» **YOUR TASK**:
Find each line in the items that contains the string "下列说法正确的是" and copy those lines out in full.

───

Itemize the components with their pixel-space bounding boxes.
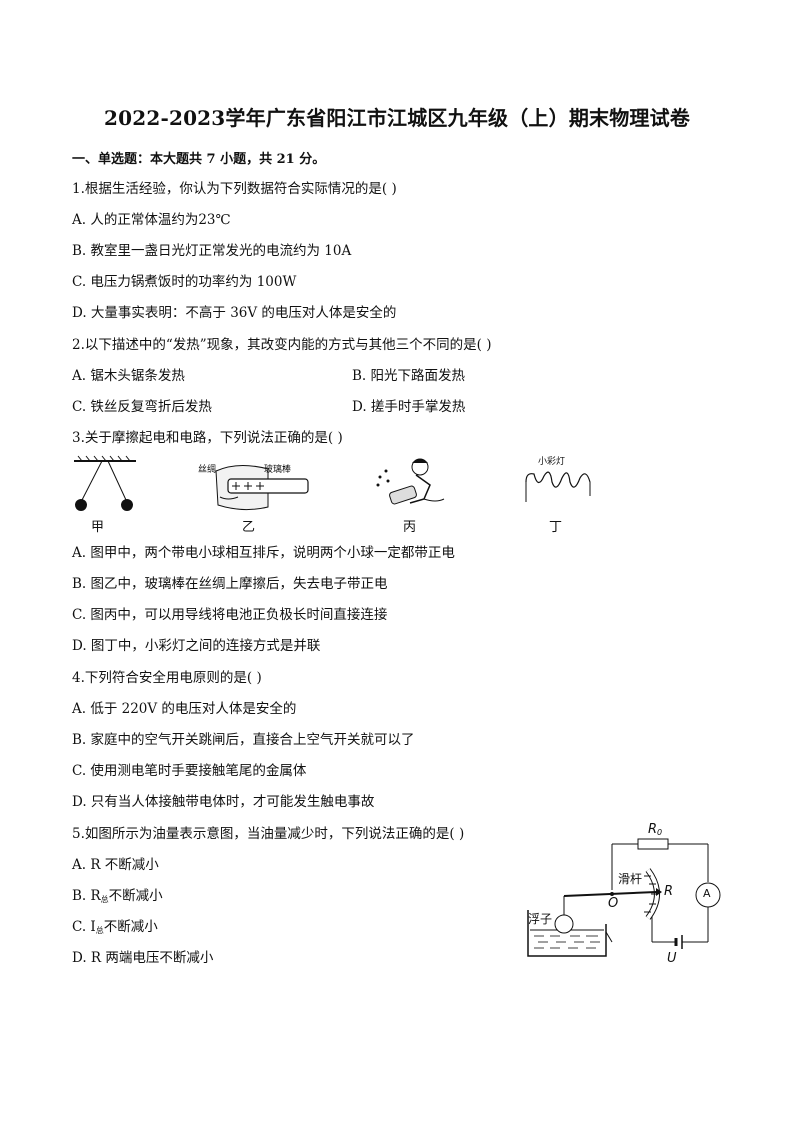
q5-stem: 5.如图所示为油量表示意图，当油量减少时，下列说法正确的是( ): [72, 826, 465, 842]
q1-option-c: C. 电压力锅煮饭时的功率约为 100W: [72, 274, 297, 290]
oil-gauge-circuit-diagram: [527, 838, 721, 957]
voltage-u-label: U: [667, 951, 677, 966]
q2-stem: 2.以下描述中的“发热”现象，其改变内能的方式与其他三个不同的是( ): [72, 337, 492, 353]
silk-label: 丝绸: [198, 465, 217, 475]
q3-option-d: D. 图丁中，小彩灯之间的连接方式是并联: [72, 638, 321, 654]
q3-stem: 3.关于摩擦起电和电路，下列说法正确的是( ): [72, 430, 343, 446]
page-title: 2022-2023学年广东省阳江市江城区九年级（上）期末物理试卷: [103, 106, 691, 130]
q2-option-c: C. 铁丝反复弯折后发热: [72, 399, 212, 415]
q5-option-c: C. I总不断减小: [72, 919, 158, 935]
figure-jia-pendulum: [74, 455, 136, 511]
q5-option-d: D. R 两端电压不断减小: [72, 950, 214, 966]
q1-option-b: B. 教室里一盏日光灯正常发光的电流约为 10A: [72, 243, 352, 259]
q5-option-b: B. R总不断减小: [72, 888, 163, 904]
q2-option-b: B. 阳光下路面发热: [352, 368, 466, 384]
r-label: R: [664, 884, 674, 899]
section-heading: 一、单选题：本大题共 7 小题，共 21 分。: [72, 152, 326, 167]
small-lamp-label: 小彩灯: [538, 457, 566, 467]
sliding-rod-label: 滑杆: [618, 872, 643, 886]
q1-stem: 1.根据生活经验，你认为下列数据符合实际情况的是( ): [72, 181, 397, 197]
q4-option-a: A. 低于 220V 的电压对人体是安全的: [72, 701, 297, 717]
float-label: 浮子: [528, 912, 553, 926]
q3-option-c: C. 图丙中，可以用导线将电池正负极长时间直接连接: [72, 607, 388, 623]
pivot-o-label: O: [608, 896, 619, 911]
q1-option-d: D. 大量事实表明：不高于 36V 的电压对人体是安全的: [72, 305, 397, 321]
q3-option-b: B. 图乙中，玻璃棒在丝绸上摩擦后，失去电子带正电: [72, 576, 388, 592]
q4-option-b: B. 家庭中的空气开关跳闸后，直接合上空气开关就可以了: [72, 732, 415, 748]
figure-bing-battery-boy: [376, 458, 445, 505]
fig-label-yi: 乙: [242, 520, 256, 535]
q4-stem: 4.下列符合安全用电原则的是( ): [72, 670, 262, 686]
r0-label: R0: [648, 822, 663, 837]
q3-option-a: A. 图甲中，两个带电小球相互排斥，说明两个小球一定都带正电: [72, 545, 455, 561]
glass-rod-label: 玻璃棒: [264, 465, 292, 475]
figure-ding-string-lights: [525, 471, 591, 502]
q2-option-d: D. 搓手时手掌发热: [352, 399, 466, 415]
q2-option-a: A. 锯木头锯条发热: [72, 368, 185, 384]
figure-yi-glass-rod: [215, 465, 309, 511]
ammeter-label: A: [703, 887, 711, 900]
q4-option-c: C. 使用测电笔时手要接触笔尾的金属体: [72, 763, 307, 779]
fig-label-jia: 甲: [91, 520, 105, 535]
fig-label-bing: 丙: [403, 520, 417, 535]
q1-option-a: A. 人的正常体温约为23℃: [72, 212, 231, 228]
fig-label-ding: 丁: [549, 520, 563, 535]
q4-option-d: D. 只有当人体接触带电体时，才可能发生触电事故: [72, 794, 375, 810]
q5-option-a: A. R 不断减小: [72, 857, 159, 873]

───

» **TASK ANSWER**:
q5-stem: 5.如图所示为油量表示意图，当油量减少时，下列说法正确的是( ): [72, 826, 465, 842]
q3-stem: 3.关于摩擦起电和电路，下列说法正确的是( ): [72, 430, 343, 446]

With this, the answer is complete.